[Collection entries]

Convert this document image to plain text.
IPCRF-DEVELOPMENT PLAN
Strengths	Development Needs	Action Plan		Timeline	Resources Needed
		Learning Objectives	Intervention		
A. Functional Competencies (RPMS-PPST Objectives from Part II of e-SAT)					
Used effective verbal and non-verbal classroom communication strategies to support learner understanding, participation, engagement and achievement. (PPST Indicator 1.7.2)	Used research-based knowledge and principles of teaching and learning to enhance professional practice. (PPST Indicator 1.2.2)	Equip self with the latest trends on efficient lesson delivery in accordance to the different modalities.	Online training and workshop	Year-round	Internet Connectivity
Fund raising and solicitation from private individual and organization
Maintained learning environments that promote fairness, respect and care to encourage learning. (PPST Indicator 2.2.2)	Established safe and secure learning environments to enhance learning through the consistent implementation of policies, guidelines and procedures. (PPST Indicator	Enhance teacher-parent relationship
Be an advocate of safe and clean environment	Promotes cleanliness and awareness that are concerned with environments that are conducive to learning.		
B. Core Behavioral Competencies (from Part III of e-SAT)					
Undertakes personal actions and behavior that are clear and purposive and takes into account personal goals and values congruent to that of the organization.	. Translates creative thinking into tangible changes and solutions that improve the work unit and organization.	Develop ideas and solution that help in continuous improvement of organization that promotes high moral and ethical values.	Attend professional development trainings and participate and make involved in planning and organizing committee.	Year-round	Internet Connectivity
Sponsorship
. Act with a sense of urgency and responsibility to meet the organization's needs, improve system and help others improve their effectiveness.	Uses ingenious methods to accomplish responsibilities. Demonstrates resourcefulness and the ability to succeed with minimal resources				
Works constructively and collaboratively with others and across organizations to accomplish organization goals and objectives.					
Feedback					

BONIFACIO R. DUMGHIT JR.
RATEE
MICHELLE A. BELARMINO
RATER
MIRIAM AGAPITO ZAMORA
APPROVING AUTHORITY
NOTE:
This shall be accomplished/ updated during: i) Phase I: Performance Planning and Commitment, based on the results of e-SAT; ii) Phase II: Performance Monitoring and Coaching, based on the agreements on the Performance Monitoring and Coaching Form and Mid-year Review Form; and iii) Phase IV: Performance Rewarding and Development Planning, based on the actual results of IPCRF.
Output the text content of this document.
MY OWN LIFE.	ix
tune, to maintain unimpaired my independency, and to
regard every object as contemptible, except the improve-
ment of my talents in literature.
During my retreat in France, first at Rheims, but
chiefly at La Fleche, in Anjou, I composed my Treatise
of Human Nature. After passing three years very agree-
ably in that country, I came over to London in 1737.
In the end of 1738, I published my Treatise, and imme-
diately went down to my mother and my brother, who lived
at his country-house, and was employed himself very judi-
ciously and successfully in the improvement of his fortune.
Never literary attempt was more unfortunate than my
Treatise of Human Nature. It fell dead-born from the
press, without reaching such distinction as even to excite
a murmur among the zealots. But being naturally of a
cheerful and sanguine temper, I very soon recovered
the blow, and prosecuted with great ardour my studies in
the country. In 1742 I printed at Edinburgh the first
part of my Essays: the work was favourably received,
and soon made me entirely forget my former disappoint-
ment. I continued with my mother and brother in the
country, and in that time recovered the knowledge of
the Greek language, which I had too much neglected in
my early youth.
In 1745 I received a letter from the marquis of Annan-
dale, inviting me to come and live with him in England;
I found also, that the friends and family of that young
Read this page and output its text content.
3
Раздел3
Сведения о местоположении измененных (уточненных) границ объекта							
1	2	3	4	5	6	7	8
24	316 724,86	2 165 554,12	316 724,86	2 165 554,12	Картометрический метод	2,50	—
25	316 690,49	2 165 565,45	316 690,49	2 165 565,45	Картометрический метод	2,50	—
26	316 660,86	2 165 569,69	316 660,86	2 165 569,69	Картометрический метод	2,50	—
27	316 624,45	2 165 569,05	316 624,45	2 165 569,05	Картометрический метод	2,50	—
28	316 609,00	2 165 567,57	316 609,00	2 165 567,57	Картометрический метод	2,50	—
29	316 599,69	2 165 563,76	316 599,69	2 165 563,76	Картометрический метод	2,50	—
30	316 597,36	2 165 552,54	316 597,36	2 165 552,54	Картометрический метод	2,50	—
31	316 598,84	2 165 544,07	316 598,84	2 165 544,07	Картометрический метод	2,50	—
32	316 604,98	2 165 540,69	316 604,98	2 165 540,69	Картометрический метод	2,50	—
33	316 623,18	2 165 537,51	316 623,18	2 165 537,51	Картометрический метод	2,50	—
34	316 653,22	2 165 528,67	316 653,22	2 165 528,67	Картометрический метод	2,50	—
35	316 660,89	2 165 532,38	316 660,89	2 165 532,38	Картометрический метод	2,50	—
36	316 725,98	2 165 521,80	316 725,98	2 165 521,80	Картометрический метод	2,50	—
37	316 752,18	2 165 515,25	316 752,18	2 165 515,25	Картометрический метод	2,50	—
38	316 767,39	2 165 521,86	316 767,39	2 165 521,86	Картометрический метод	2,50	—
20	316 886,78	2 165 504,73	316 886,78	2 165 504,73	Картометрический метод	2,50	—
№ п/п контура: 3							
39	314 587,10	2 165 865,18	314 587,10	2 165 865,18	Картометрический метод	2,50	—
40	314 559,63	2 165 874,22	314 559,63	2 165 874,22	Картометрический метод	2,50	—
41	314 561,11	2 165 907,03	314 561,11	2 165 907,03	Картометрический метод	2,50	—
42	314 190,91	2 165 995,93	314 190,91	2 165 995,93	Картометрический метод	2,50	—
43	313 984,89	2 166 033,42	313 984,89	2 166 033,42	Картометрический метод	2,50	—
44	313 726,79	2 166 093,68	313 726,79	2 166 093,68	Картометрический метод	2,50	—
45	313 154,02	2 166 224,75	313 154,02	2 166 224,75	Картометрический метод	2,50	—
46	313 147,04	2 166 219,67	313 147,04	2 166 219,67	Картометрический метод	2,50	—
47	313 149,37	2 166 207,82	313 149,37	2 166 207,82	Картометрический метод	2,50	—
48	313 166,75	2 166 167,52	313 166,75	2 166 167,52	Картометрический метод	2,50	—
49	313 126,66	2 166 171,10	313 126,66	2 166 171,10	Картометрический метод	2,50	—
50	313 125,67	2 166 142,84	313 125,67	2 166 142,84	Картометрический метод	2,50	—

* [Set exercise]:
Copy out all of the lines above exactly.

* [Output of the exercise]:
Convert this document image to plain text.
IPCRF-DEVELOPMENT PLAN
Strengths	Development Needs	Action Plan		Timeline	Resources Needed
		Learning Objectives	Intervention		
A. Functional Competencies (RPMS-PPST Objectives from Part II of e-SAT)					
Used effective verbal and non-verbal classroom communication strategies to support learner understanding, participation, engagement and achievement. (PPST Indicator 1.7.2)	Used research-based knowledge and principles of teaching and learning to enhance professional practice. (PPST Indicator 1.2.2)	Equip self with the latest trends on efficient lesson delivery in accordance to the different modalities.	Online training and workshop	Year-round	Internet Connectivity
Fund raising and solicitation from private individual and organization
Maintained learning environments that promote fairness, respect and care to encourage learning. (PPST Indicator 2.2.2)	Established safe and secure learning environments to enhance learning through the consistent implementation of policies, guidelines and procedures. (PPST Indicator	Enhance teacher-parent relationship
Be an advocate of safe and clean environment	Promotes cleanliness and awareness that are concerned with environments that are conducive to learning.		
B. Core Behavioral Competencies (from Part III of e-SAT)					
Undertakes personal actions and behavior that are clear and purposive and takes into account personal goals and values congruent to that of the organization.	. Translates creative thinking into tangible changes and solutions that improve the work unit and organization.	Develop ideas and solution that help in continuous improvement of organization that promotes high moral and ethical values.	Attend professional development trainings and participate and make involved in planning and organizing committee.	Year-round	Internet Connectivity
Sponsorship
. Act with a sense of urgency and responsibility to meet the organization's needs, improve system and help others improve their effectiveness.	Uses ingenious methods to accomplish responsibilities. Demonstrates resourcefulness and the ability to succeed with minimal resources				
Works constructively and collaboratively with others and across organizations to accomplish organization goals and objectives.					
Feedback					

BONIFACIO R. DUMGHIT JR.
RATEE
MICHELLE A. BELARMINO
RATER
MIRIAM AGAPITO ZAMORA
APPROVING AUTHORITY
NOTE:
This shall be accomplished/ updated during: i) Phase I: Performance Planning and Commitment, based on the results of e-SAT; ii) Phase II: Performance Monitoring and Coaching, based on the agreements on the Performance Monitoring and Coaching Form and Mid-year Review Form; and iii) Phase IV: Performance Rewarding and Development Planning, based on the actual results of IPCRF.
Output the text content of this document.
MY OWN LIFE.	ix
tune, to maintain unimpaired my independency, and to
regard every object as contemptible, except the improve-
ment of my talents in literature.
During my retreat in France, first at Rheims, but
chiefly at La Fleche, in Anjou, I composed my Treatise
of Human Nature. After passing three years very agree-
ably in that country, I came over to London in 1737.
In the end of 1738, I published my Treatise, and imme-
diately went down to my mother and my brother, who lived
at his country-house, and was employed himself very judi-
ciously and successfully in the improvement of his fortune.
Never literary attempt was more unfortunate than my
Treatise of Human Nature. It fell dead-born from the
press, without reaching such distinction as even to excite
a murmur among the zealots. But being naturally of a
cheerful and sanguine temper, I very soon recovered
the blow, and prosecuted with great ardour my studies in
the country. In 1742 I printed at Edinburgh the first
part of my Essays: the work was favourably received,
and soon made me entirely forget my former disappoint-
ment. I continued with my mother and brother in the
country, and in that time recovered the knowledge of
the Greek language, which I had too much neglected in
my early youth.
In 1745 I received a letter from the marquis of Annan-
dale, inviting me to come and live with him in England;
I found also, that the friends and family of that young
Read this page and output its text content.
3
Раздел3
Сведения о местоположении измененных (уточненных) границ объекта							
1	2	3	4	5	6	7	8
24	316 724,86	2 165 554,12	316 724,86	2 165 554,12	Картометрический метод	2,50	—
25	316 690,49	2 165 565,45	316 690,49	2 165 565,45	Картометрический метод	2,50	—
26	316 660,86	2 165 569,69	316 660,86	2 165 569,69	Картометрический метод	2,50	—
27	316 624,45	2 165 569,05	316 624,45	2 165 569,05	Картометрический метод	2,50	—
28	316 609,00	2 165 567,57	316 609,00	2 165 567,57	Картометрический метод	2,50	—
29	316 599,69	2 165 563,76	316 599,69	2 165 563,76	Картометрический метод	2,50	—
30	316 597,36	2 165 552,54	316 597,36	2 165 552,54	Картометрический метод	2,50	—
31	316 598,84	2 165 544,07	316 598,84	2 165 544,07	Картометрический метод	2,50	—
32	316 604,98	2 165 540,69	316 604,98	2 165 540,69	Картометрический метод	2,50	—
33	316 623,18	2 165 537,51	316 623,18	2 165 537,51	Картометрический метод	2,50	—
34	316 653,22	2 165 528,67	316 653,22	2 165 528,67	Картометрический метод	2,50	—
35	316 660,89	2 165 532,38	316 660,89	2 165 532,38	Картометрический метод	2,50	—
36	316 725,98	2 165 521,80	316 725,98	2 165 521,80	Картометрический метод	2,50	—
37	316 752,18	2 165 515,25	316 752,18	2 165 515,25	Картометрический метод	2,50	—
38	316 767,39	2 165 521,86	316 767,39	2 165 521,86	Картометрический метод	2,50	—
20	316 886,78	2 165 504,73	316 886,78	2 165 504,73	Картометрический метод	2,50	—
№ п/п контура: 3							
39	314 587,10	2 165 865,18	314 587,10	2 165 865,18	Картометрический метод	2,50	—
40	314 559,63	2 165 874,22	314 559,63	2 165 874,22	Картометрический метод	2,50	—
41	314 561,11	2 165 907,03	314 561,11	2 165 907,03	Картометрический метод	2,50	—
42	314 190,91	2 165 995,93	314 190,91	2 165 995,93	Картометрический метод	2,50	—
43	313 984,89	2 166 033,42	313 984,89	2 166 033,42	Картометрический метод	2,50	—
44	313 726,79	2 166 093,68	313 726,79	2 166 093,68	Картометрический метод	2,50	—
45	313 154,02	2 166 224,75	313 154,02	2 166 224,75	Картометрический метод	2,50	—
46	313 147,04	2 166 219,67	313 147,04	2 166 219,67	Картометрический метод	2,50	—
47	313 149,37	2 166 207,82	313 149,37	2 166 207,82	Картометрический метод	2,50	—
48	313 166,75	2 166 167,52	313 166,75	2 166 167,52	Картометрический метод	2,50	—
49	313 126,66	2 166 171,10	313 126,66	2 166 171,10	Картометрический метод	2,50	—
50	313 125,67	2 166 142,84	313 125,67	2 166 142,84	Картометрический метод	2,50	—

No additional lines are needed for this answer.